((
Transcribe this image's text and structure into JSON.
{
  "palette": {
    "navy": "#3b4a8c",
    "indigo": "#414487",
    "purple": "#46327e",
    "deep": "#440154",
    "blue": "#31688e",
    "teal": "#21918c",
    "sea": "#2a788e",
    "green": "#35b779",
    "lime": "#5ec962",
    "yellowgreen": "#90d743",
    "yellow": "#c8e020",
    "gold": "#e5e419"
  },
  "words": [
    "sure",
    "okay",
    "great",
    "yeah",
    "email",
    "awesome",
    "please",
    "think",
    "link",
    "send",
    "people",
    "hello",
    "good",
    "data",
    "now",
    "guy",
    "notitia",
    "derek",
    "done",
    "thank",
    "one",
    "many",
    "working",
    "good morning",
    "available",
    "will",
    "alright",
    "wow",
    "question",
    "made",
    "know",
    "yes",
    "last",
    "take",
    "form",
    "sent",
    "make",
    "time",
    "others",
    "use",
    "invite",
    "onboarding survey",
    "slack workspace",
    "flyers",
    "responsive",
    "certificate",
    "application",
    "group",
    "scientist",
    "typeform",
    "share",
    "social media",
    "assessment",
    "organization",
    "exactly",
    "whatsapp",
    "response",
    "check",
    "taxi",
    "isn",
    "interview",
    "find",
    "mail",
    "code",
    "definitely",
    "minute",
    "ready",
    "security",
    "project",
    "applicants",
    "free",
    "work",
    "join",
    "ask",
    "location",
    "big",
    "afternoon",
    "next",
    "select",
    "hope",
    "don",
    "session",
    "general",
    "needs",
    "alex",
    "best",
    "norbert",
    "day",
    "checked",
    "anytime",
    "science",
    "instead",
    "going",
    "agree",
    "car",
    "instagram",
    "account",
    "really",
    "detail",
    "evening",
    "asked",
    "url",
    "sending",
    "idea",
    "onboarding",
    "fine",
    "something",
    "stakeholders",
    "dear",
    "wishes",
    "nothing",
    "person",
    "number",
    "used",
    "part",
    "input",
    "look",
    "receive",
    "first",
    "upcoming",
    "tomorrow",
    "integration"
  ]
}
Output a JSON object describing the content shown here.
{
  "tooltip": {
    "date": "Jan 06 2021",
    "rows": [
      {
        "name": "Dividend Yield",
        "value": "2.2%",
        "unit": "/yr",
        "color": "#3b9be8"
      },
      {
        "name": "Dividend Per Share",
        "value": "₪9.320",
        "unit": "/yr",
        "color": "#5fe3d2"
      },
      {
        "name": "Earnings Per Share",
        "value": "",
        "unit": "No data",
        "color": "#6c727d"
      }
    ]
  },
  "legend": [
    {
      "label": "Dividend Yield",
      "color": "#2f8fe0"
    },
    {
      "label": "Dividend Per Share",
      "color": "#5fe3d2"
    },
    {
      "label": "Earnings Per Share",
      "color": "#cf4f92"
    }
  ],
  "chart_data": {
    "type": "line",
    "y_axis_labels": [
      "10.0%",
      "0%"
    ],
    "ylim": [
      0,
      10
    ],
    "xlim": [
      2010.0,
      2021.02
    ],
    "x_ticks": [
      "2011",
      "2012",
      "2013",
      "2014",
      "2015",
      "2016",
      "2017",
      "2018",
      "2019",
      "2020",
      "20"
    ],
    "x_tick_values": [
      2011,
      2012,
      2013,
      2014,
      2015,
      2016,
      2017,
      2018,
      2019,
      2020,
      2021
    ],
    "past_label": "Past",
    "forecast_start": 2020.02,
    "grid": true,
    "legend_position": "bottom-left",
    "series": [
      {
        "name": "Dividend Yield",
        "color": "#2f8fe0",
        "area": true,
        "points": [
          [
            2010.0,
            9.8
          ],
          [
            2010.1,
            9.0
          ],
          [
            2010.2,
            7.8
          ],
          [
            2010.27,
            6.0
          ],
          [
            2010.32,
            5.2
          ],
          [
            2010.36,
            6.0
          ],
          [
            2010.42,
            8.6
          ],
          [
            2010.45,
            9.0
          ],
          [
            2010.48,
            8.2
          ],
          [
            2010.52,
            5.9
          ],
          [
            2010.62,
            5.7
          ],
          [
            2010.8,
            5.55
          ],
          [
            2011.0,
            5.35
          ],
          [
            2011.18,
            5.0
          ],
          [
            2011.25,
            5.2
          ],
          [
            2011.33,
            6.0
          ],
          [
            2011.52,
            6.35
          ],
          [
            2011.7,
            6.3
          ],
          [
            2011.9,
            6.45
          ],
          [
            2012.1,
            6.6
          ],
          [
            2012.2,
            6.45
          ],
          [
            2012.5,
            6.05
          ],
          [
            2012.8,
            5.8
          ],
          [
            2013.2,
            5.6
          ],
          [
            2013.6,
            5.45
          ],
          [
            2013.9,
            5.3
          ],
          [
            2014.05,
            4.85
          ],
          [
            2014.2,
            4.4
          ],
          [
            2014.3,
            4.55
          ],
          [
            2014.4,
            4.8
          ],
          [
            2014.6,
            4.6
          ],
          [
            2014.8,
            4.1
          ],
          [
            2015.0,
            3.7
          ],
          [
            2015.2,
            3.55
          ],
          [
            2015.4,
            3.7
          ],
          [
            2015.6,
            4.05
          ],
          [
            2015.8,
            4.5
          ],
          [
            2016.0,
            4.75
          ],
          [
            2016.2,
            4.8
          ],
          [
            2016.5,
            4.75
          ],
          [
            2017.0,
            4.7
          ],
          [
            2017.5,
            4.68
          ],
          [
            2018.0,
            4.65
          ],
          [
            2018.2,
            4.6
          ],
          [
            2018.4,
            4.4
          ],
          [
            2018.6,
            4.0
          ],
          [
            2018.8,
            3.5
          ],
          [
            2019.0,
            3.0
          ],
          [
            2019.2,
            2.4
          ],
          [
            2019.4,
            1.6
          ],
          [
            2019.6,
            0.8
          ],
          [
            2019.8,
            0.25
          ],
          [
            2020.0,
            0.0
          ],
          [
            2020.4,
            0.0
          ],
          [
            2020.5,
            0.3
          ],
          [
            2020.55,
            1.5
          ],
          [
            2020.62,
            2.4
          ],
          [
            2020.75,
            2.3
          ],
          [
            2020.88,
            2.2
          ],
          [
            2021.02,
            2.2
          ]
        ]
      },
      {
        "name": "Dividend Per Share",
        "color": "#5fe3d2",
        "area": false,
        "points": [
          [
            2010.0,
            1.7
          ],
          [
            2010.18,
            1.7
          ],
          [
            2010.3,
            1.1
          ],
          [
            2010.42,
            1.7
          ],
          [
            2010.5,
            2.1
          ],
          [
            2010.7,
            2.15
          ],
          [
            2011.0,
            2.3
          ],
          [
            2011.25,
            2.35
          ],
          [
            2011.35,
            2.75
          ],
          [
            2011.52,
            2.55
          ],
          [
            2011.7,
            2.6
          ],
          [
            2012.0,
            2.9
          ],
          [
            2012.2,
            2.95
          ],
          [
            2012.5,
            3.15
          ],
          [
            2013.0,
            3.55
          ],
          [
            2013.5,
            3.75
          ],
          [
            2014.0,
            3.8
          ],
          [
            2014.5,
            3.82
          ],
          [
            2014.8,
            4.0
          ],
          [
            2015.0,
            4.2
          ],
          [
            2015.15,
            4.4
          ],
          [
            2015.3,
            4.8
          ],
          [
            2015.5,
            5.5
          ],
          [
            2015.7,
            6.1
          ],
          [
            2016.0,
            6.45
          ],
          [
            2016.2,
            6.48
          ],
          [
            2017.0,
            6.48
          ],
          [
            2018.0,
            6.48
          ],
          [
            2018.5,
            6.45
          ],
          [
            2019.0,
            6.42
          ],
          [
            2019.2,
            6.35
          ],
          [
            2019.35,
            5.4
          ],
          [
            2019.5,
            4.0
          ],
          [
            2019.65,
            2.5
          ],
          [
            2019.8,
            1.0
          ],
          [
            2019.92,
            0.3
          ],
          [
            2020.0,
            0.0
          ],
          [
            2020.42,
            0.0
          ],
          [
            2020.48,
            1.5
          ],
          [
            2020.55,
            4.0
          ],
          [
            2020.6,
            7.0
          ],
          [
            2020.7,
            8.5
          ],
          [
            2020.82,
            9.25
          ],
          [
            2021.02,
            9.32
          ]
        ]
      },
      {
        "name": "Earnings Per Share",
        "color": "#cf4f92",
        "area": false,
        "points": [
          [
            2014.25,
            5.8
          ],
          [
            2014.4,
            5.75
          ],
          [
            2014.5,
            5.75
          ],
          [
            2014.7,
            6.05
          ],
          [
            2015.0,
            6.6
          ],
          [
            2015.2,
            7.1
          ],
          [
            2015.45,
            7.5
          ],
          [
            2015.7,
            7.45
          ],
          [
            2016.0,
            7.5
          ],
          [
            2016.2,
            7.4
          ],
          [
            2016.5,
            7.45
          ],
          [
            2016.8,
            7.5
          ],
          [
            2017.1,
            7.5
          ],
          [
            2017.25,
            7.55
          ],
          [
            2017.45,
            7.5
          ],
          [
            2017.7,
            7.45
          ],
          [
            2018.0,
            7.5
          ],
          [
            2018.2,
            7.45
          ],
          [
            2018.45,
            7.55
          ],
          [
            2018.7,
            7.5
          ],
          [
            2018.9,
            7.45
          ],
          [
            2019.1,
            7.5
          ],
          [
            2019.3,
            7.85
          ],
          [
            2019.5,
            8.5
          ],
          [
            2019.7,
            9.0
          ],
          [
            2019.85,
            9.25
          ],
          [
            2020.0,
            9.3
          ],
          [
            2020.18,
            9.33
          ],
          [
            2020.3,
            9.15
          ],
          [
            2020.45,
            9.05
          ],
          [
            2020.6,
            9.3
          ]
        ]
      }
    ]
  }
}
))
Reply with the number of lines in the material above that contain "color", and nothing more.

Solution to the exercise:
9